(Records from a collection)
────
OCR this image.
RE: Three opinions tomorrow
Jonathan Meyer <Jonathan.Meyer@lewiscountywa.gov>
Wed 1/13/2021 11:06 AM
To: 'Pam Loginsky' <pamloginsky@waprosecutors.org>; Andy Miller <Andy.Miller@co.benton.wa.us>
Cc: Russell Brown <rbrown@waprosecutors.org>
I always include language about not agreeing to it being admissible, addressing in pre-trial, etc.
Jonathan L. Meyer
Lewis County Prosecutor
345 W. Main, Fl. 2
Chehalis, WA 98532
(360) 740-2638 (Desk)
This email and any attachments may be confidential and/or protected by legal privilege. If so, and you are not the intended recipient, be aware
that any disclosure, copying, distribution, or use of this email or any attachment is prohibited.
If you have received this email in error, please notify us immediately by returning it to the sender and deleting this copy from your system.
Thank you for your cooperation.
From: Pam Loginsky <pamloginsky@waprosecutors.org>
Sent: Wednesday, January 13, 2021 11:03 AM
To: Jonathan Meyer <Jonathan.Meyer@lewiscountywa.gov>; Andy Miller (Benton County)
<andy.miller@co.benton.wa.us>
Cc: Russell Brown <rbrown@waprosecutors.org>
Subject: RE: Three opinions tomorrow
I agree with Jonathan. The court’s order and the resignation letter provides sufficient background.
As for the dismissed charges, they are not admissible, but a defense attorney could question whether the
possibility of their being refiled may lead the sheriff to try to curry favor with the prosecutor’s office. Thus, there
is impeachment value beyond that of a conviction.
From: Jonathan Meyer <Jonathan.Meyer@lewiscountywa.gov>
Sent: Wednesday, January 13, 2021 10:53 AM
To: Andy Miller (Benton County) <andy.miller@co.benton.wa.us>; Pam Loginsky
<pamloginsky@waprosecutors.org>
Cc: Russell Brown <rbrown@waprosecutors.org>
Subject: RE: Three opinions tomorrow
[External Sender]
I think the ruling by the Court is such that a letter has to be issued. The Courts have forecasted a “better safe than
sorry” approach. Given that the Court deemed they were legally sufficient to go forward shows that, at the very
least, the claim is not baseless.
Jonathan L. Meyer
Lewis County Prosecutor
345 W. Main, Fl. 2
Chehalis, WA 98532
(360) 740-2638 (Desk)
────
Search the lines above for the string "Meyer" and copy each line that has it.

Jonathan Meyer <Jonathan.Meyer@lewiscountywa.gov>
Jonathan L. Meyer
To: Jonathan Meyer <Jonathan.Meyer@lewiscountywa.gov>; Andy Miller (Benton County)
From: Jonathan Meyer <Jonathan.Meyer@lewiscountywa.gov>
Jonathan L. Meyer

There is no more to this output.